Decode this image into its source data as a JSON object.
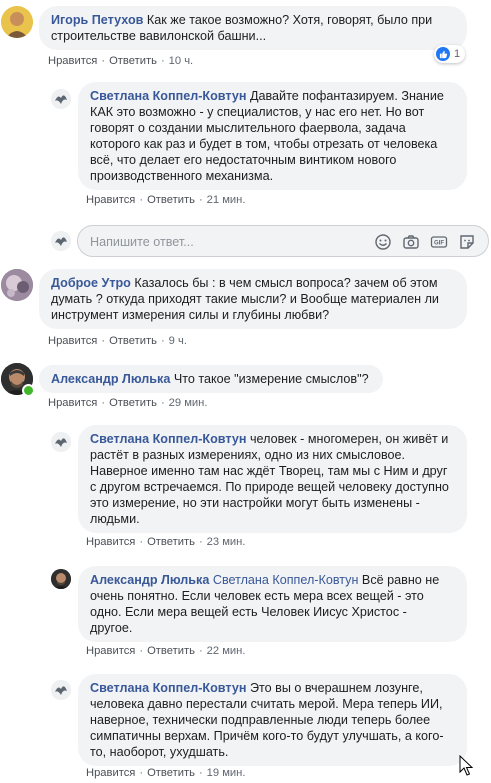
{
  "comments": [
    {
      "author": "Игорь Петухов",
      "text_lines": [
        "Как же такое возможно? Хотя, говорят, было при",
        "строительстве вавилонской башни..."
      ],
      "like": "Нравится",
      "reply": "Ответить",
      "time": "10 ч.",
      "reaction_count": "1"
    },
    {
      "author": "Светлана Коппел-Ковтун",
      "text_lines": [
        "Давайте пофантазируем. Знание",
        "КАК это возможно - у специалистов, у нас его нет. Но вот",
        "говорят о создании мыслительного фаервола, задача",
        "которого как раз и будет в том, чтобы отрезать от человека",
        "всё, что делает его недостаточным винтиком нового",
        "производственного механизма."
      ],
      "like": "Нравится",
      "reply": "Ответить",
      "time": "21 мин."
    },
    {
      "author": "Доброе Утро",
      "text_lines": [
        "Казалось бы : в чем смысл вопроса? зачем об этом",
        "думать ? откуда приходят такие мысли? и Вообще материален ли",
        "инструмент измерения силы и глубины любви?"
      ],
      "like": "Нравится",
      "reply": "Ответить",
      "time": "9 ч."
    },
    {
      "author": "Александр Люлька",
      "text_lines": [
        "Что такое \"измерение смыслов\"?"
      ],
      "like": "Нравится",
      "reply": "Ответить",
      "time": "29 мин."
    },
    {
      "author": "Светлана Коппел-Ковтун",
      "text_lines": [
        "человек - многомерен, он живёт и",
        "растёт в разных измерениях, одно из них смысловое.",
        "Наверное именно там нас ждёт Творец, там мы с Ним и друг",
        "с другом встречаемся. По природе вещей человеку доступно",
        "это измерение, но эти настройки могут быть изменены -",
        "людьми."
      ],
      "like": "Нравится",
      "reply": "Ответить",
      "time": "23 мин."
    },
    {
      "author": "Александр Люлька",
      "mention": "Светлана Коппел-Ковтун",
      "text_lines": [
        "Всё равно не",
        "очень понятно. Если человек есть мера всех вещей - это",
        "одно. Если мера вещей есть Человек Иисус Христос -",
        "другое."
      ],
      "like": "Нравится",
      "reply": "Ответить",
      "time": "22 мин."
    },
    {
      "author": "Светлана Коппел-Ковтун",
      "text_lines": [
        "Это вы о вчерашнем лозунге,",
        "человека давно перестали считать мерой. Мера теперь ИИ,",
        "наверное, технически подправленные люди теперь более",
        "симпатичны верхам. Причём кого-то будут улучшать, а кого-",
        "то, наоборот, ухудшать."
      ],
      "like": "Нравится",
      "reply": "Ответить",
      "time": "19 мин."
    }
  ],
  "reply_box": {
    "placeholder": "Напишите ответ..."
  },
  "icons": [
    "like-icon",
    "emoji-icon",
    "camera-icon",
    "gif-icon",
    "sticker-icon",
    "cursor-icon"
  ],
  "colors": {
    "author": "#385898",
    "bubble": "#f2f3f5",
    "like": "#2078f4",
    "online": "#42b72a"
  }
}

++++++++

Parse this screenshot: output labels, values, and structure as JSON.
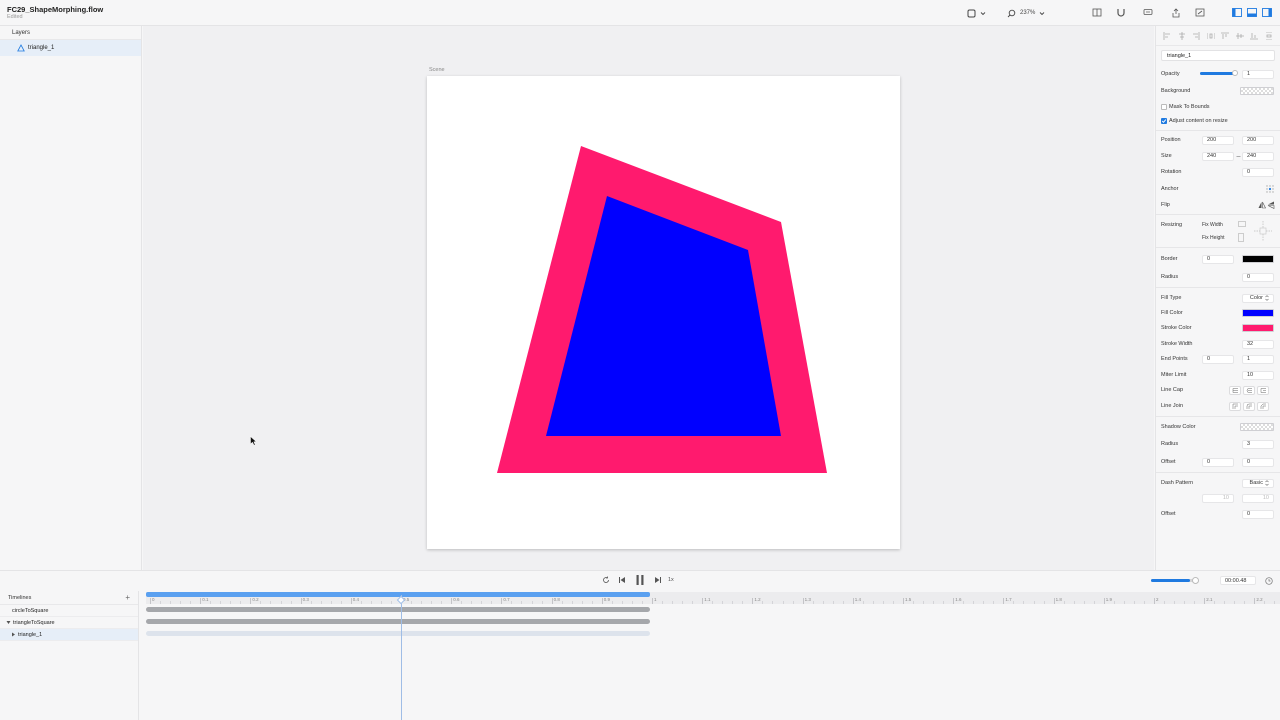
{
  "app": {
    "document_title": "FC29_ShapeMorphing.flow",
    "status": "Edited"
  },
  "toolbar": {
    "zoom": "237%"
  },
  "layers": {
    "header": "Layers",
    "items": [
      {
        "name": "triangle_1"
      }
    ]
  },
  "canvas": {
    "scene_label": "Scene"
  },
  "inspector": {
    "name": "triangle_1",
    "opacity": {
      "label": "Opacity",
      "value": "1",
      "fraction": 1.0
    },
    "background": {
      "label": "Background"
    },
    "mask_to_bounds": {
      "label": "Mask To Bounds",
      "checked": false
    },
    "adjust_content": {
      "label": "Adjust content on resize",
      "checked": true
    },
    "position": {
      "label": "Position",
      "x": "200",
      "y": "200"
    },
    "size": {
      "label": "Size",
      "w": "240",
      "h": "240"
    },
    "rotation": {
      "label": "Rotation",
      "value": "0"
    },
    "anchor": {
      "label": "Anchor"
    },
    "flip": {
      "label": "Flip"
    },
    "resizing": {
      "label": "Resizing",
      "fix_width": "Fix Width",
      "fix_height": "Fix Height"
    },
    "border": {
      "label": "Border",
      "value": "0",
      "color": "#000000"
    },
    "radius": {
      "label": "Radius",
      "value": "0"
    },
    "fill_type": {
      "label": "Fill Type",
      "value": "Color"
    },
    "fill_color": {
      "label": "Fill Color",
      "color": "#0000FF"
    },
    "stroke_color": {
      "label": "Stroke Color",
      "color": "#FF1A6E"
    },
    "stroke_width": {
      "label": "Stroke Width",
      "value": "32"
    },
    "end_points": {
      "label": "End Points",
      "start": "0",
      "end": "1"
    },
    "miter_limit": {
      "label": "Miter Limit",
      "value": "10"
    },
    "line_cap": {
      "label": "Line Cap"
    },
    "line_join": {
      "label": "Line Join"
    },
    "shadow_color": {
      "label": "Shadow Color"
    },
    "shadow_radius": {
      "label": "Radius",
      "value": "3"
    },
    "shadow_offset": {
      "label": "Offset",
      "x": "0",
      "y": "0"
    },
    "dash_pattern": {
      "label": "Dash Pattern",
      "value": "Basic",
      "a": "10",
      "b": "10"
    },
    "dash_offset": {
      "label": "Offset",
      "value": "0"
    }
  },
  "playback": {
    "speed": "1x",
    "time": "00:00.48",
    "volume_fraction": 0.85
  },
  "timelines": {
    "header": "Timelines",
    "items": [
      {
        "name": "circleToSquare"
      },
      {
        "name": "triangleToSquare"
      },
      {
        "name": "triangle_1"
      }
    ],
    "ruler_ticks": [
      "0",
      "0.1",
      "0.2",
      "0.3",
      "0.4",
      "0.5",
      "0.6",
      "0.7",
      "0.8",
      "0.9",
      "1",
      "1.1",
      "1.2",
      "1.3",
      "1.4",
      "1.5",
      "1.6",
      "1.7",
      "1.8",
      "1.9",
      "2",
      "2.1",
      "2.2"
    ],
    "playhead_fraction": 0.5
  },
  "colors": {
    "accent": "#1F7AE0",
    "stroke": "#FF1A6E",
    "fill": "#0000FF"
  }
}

++++++++

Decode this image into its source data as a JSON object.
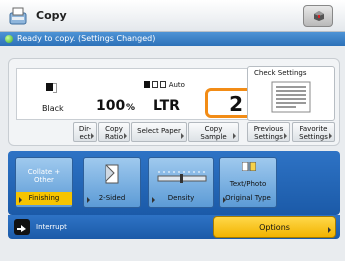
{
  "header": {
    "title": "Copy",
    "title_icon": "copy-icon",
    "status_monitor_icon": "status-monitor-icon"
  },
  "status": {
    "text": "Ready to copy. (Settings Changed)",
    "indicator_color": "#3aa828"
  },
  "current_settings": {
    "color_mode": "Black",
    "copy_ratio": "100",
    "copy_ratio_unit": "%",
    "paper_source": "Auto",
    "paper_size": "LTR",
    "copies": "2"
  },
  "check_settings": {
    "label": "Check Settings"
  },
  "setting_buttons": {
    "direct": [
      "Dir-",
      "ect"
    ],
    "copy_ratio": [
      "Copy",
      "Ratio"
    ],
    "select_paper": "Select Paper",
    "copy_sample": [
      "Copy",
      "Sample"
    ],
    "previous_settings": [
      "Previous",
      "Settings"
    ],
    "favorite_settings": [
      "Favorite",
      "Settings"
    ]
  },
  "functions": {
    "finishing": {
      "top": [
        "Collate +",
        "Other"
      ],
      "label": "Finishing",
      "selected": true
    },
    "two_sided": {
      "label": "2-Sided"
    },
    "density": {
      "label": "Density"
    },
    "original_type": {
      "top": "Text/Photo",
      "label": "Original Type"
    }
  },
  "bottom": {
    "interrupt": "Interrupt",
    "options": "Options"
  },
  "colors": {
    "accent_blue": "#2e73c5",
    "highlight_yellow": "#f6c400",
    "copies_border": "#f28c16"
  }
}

++++++++

= WORK TO DO =
Go over the records above line by line and count those holding the word "такое". Reply only with the number.

= ANSWER TO THIS PROBLEM =
2